══ Dataset extract
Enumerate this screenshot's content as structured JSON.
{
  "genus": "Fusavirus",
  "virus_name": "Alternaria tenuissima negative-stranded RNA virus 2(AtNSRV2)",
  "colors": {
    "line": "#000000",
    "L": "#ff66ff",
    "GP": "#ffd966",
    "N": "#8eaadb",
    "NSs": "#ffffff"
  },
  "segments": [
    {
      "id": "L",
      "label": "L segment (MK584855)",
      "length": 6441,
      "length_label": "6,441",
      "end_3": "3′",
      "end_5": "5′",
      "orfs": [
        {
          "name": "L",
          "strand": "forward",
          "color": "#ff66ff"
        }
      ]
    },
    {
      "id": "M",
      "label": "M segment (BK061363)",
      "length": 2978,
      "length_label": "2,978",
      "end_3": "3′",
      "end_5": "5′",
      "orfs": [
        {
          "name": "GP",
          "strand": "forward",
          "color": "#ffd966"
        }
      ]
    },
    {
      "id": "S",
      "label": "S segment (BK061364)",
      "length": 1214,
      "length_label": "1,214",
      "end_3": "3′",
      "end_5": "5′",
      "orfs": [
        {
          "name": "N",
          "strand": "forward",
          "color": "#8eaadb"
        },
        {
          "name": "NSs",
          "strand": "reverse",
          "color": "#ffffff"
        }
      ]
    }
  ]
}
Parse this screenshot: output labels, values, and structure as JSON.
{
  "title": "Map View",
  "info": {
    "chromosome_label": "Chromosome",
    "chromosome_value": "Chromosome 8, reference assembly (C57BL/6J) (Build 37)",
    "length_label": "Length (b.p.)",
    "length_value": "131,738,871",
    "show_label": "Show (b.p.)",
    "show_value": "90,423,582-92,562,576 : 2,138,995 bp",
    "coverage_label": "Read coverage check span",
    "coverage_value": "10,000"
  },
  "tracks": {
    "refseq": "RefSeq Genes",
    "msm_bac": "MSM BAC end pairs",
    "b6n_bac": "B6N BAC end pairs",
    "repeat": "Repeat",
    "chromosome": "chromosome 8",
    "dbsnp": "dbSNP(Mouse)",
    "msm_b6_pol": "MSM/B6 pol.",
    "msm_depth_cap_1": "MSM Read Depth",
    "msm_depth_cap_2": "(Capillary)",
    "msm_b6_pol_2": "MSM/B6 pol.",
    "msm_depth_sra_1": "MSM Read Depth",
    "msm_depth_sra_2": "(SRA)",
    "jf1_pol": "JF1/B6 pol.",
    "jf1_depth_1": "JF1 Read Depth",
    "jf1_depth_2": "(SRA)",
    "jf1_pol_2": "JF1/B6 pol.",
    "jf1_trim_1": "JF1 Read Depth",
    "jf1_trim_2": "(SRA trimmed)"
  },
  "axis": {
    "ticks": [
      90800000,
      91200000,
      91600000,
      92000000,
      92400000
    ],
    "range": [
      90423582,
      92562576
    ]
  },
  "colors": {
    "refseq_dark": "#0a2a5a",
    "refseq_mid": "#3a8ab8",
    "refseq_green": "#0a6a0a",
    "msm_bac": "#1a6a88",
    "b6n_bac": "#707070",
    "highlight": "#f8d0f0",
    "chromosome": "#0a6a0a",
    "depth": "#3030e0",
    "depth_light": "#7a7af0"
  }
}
════
* Exercise details *
Without changing a single character, write out all of the entries.

* Expected answer *
Enumerate this screenshot's content as structured JSON.
{
  "genus": "Fusavirus",
  "virus_name": "Alternaria tenuissima negative-stranded RNA virus 2(AtNSRV2)",
  "colors": {
    "line": "#000000",
    "L": "#ff66ff",
    "GP": "#ffd966",
    "N": "#8eaadb",
    "NSs": "#ffffff"
  },
  "segments": [
    {
      "id": "L",
      "label": "L segment (MK584855)",
      "length": 6441,
      "length_label": "6,441",
      "end_3": "3′",
      "end_5": "5′",
      "orfs": [
        {
          "name": "L",
          "strand": "forward",
          "color": "#ff66ff"
        }
      ]
    },
    {
      "id": "M",
      "label": "M segment (BK061363)",
      "length": 2978,
      "length_label": "2,978",
      "end_3": "3′",
      "end_5": "5′",
      "orfs": [
        {
          "name": "GP",
          "strand": "forward",
          "color": "#ffd966"
        }
      ]
    },
    {
      "id": "S",
      "label": "S segment (BK061364)",
      "length": 1214,
      "length_label": "1,214",
      "end_3": "3′",
      "end_5": "5′",
      "orfs": [
        {
          "name": "N",
          "strand": "forward",
          "color": "#8eaadb"
        },
        {
          "name": "NSs",
          "strand": "reverse",
          "color": "#ffffff"
        }
      ]
    }
  ]
}
Parse this screenshot: output labels, values, and structure as JSON.
{
  "title": "Map View",
  "info": {
    "chromosome_label": "Chromosome",
    "chromosome_value": "Chromosome 8, reference assembly (C57BL/6J) (Build 37)",
    "length_label": "Length (b.p.)",
    "length_value": "131,738,871",
    "show_label": "Show (b.p.)",
    "show_value": "90,423,582-92,562,576 : 2,138,995 bp",
    "coverage_label": "Read coverage check span",
    "coverage_value": "10,000"
  },
  "tracks": {
    "refseq": "RefSeq Genes",
    "msm_bac": "MSM BAC end pairs",
    "b6n_bac": "B6N BAC end pairs",
    "repeat": "Repeat",
    "chromosome": "chromosome 8",
    "dbsnp": "dbSNP(Mouse)",
    "msm_b6_pol": "MSM/B6 pol.",
    "msm_depth_cap_1": "MSM Read Depth",
    "msm_depth_cap_2": "(Capillary)",
    "msm_b6_pol_2": "MSM/B6 pol.",
    "msm_depth_sra_1": "MSM Read Depth",
    "msm_depth_sra_2": "(SRA)",
    "jf1_pol": "JF1/B6 pol.",
    "jf1_depth_1": "JF1 Read Depth",
    "jf1_depth_2": "(SRA)",
    "jf1_pol_2": "JF1/B6 pol.",
    "jf1_trim_1": "JF1 Read Depth",
    "jf1_trim_2": "(SRA trimmed)"
  },
  "axis": {
    "ticks": [
      90800000,
      91200000,
      91600000,
      92000000,
      92400000
    ],
    "range": [
      90423582,
      92562576
    ]
  },
  "colors": {
    "refseq_dark": "#0a2a5a",
    "refseq_mid": "#3a8ab8",
    "refseq_green": "#0a6a0a",
    "msm_bac": "#1a6a88",
    "b6n_bac": "#707070",
    "highlight": "#f8d0f0",
    "chromosome": "#0a6a0a",
    "depth": "#3030e0",
    "depth_light": "#7a7af0"
  }
}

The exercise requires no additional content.